Write the count of lines that contain the word "Leben" and nothing else.

━━ DATA PROVIDED

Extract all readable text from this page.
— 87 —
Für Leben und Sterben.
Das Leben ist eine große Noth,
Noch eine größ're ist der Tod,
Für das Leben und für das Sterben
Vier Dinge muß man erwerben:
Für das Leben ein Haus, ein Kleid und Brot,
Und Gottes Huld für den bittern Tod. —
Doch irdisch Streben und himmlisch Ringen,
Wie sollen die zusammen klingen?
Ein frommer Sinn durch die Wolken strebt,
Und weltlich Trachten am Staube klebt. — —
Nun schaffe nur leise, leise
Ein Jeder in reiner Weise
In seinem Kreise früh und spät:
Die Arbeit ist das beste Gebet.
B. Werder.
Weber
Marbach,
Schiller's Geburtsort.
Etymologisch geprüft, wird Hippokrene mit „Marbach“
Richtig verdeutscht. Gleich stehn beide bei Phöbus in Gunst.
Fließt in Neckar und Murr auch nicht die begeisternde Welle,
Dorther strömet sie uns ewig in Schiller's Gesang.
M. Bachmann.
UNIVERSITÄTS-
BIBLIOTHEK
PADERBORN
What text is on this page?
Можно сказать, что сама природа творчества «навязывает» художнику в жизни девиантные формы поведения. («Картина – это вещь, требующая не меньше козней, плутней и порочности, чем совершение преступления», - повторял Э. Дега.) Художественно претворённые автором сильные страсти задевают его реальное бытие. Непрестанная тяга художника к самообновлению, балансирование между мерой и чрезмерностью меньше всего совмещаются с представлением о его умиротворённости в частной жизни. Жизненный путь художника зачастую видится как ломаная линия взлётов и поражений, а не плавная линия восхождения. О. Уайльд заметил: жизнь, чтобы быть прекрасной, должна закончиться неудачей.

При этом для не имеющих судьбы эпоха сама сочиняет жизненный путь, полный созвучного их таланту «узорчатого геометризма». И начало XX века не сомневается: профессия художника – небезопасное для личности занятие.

━━━━

* _RESPONSE TO THIS EXERCISE_:
4